> _EXERCISE TASK_:
Pull each line holding "name" out of the entries below.

> _GIVEN DATA_:
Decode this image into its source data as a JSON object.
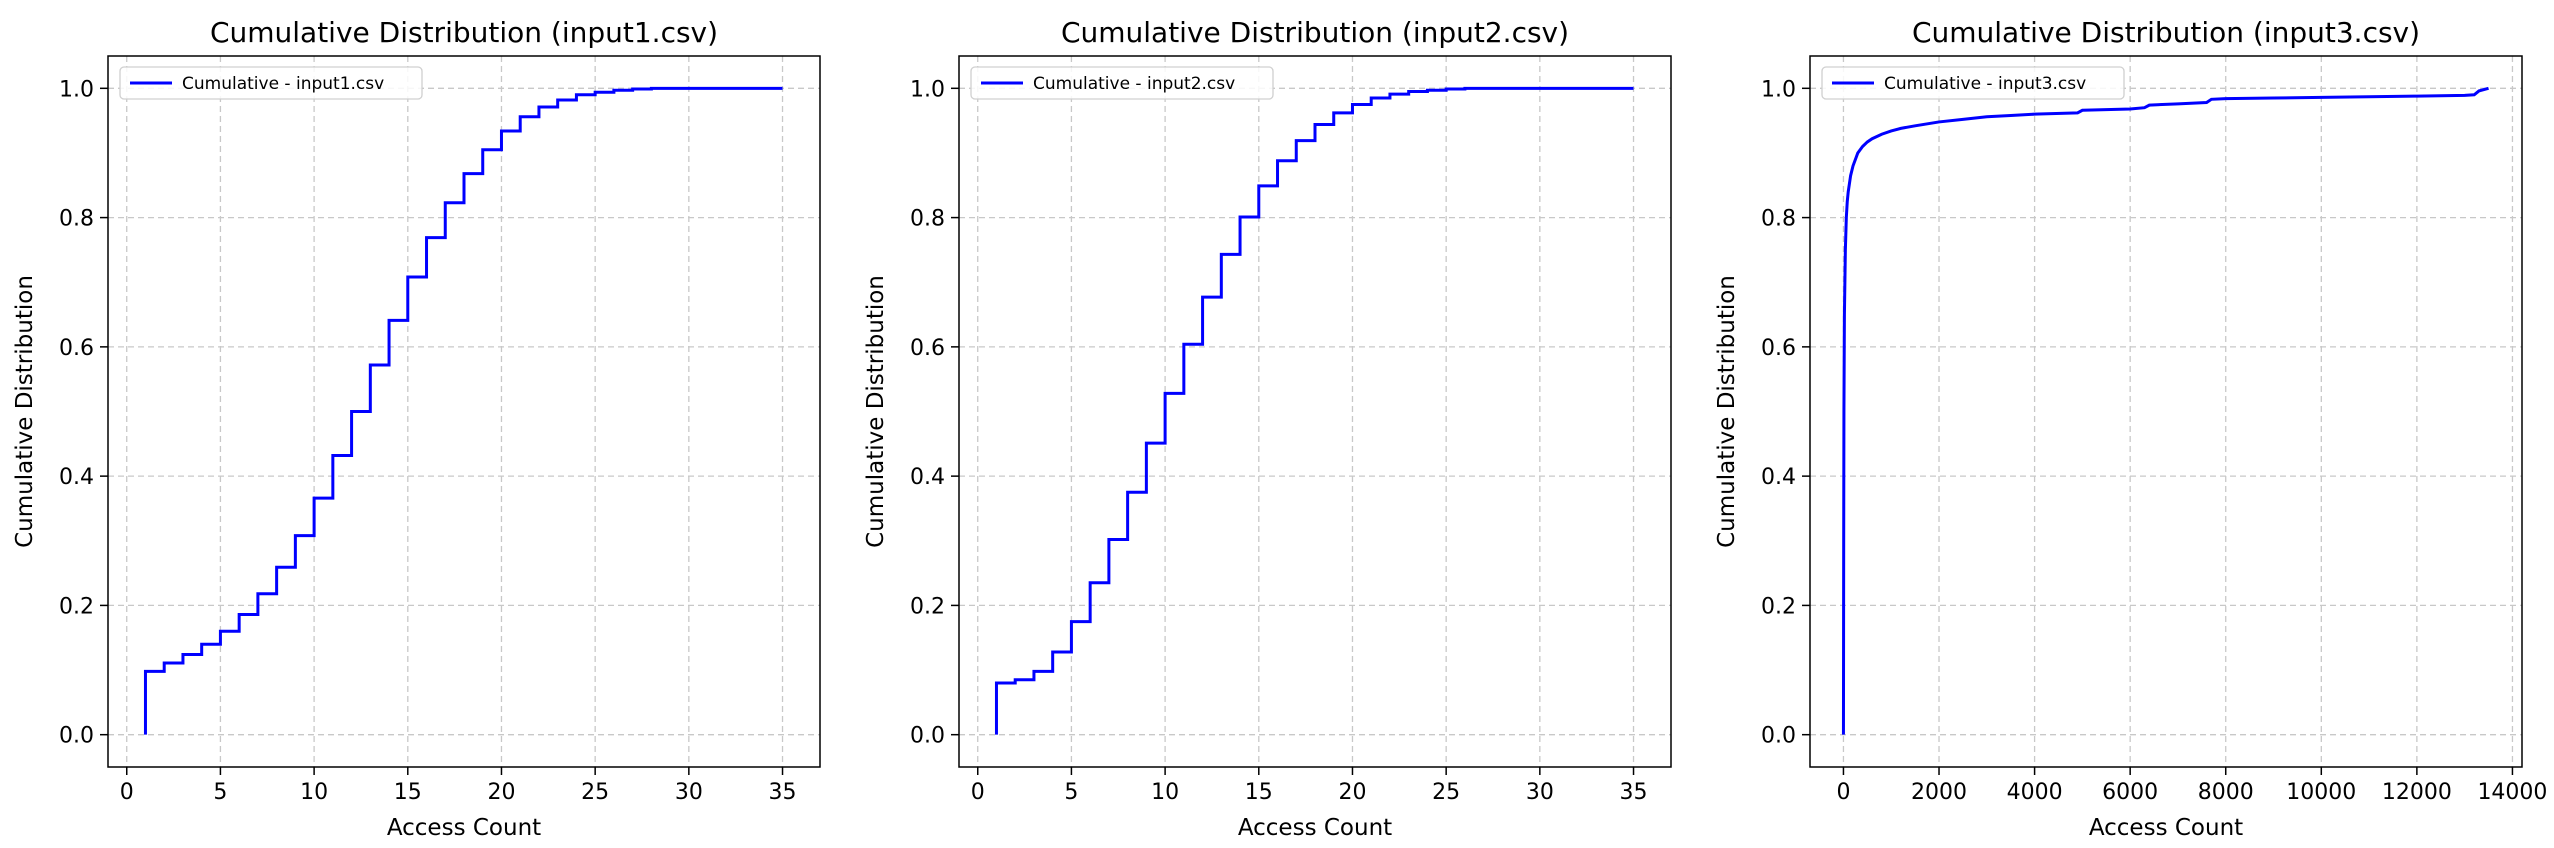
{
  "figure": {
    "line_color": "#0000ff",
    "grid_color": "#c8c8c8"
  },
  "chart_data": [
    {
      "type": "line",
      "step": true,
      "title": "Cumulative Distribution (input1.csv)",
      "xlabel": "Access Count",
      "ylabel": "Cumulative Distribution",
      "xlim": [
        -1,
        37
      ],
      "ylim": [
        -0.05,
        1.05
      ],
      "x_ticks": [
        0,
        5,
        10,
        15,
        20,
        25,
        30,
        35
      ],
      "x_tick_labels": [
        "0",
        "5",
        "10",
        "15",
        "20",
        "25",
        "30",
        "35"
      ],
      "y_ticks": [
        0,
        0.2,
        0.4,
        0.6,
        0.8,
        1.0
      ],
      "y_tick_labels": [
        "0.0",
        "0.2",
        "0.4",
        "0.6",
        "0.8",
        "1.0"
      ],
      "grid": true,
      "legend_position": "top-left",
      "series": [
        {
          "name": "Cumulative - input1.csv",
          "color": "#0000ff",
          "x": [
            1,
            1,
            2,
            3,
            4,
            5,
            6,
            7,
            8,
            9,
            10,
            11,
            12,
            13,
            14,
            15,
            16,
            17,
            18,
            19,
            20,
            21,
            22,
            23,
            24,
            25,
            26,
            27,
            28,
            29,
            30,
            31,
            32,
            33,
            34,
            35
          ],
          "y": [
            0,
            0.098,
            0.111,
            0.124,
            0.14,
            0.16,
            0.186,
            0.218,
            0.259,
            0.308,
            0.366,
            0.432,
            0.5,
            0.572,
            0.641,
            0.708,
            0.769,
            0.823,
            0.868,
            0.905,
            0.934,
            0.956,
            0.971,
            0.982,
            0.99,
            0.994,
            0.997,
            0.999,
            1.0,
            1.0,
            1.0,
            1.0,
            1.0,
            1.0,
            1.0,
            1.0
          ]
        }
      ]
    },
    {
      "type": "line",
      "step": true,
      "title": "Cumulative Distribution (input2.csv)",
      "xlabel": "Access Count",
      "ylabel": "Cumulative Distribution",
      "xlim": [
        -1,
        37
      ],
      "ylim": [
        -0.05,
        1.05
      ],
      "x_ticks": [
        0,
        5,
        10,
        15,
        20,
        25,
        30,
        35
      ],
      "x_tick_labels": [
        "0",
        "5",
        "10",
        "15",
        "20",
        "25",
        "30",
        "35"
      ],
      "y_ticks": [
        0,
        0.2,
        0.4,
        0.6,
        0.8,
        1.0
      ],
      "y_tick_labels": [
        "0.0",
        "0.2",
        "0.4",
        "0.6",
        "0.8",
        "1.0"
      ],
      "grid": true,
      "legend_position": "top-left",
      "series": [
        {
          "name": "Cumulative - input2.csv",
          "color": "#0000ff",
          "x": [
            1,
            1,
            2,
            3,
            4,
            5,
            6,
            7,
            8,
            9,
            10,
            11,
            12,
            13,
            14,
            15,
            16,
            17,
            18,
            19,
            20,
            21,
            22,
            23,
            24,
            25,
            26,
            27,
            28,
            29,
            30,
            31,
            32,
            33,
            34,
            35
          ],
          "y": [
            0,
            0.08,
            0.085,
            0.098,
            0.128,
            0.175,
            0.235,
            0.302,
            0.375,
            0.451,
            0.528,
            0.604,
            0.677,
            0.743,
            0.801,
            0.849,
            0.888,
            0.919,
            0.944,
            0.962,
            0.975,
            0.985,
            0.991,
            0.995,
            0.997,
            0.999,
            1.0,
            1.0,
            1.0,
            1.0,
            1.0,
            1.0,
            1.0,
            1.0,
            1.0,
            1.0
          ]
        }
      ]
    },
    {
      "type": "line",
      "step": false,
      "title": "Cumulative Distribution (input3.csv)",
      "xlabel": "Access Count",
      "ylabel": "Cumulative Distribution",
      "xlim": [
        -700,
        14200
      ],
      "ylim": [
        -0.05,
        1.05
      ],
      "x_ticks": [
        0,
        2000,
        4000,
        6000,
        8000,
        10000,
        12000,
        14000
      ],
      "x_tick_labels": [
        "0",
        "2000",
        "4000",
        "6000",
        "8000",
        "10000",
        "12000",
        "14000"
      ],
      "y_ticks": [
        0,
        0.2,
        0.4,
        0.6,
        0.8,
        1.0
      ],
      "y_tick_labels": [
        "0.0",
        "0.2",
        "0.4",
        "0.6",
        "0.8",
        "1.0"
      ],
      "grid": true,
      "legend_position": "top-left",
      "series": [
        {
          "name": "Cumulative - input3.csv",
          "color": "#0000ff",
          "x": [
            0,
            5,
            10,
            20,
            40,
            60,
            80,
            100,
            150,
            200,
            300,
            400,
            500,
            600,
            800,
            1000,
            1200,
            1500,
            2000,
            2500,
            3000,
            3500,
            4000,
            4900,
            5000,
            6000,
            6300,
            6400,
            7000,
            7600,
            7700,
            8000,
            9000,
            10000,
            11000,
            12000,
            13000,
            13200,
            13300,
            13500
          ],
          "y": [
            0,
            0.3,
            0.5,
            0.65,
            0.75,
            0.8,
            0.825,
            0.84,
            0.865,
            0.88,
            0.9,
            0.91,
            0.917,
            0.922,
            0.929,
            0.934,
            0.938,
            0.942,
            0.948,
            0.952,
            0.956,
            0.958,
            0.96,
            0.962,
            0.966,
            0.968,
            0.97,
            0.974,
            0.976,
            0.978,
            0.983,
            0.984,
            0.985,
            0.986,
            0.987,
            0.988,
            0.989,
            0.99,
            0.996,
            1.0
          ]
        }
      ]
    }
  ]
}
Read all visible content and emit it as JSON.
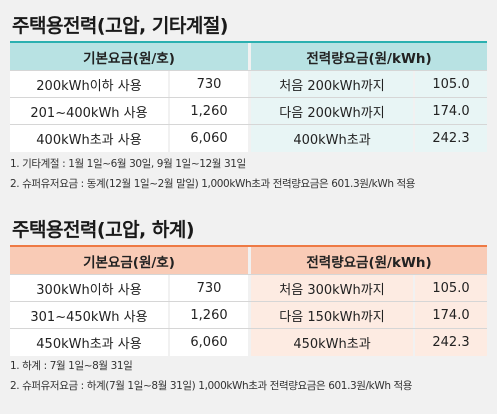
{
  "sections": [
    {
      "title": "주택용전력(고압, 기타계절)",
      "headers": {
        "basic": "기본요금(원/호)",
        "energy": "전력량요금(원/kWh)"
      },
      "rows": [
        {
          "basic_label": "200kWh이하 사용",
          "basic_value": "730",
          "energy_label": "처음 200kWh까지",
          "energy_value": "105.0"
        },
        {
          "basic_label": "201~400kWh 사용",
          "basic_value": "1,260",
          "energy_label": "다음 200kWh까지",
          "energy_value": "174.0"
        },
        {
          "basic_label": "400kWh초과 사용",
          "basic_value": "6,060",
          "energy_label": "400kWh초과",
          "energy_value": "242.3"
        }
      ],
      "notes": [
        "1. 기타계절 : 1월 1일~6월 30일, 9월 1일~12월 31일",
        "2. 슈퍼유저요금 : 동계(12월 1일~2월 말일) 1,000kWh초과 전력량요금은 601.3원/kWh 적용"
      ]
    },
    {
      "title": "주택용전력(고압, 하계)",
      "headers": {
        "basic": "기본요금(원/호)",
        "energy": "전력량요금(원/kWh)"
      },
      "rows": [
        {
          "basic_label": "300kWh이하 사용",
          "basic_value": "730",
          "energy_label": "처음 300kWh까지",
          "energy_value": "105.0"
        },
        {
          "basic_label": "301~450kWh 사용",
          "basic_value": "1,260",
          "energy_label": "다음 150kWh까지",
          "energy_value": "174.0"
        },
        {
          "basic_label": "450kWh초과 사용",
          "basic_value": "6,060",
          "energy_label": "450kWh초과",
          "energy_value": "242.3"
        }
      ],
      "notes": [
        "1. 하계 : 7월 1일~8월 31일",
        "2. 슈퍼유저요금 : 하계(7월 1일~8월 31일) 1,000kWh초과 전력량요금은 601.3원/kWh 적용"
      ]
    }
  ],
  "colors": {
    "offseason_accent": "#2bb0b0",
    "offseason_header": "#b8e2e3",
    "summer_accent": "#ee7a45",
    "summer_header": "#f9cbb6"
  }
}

> _RESULT OF THIS TASK_:
          "name": "Cumulative - input1.csv",
          "name": "Cumulative - input2.csv",
          "name": "Cumulative - input3.csv",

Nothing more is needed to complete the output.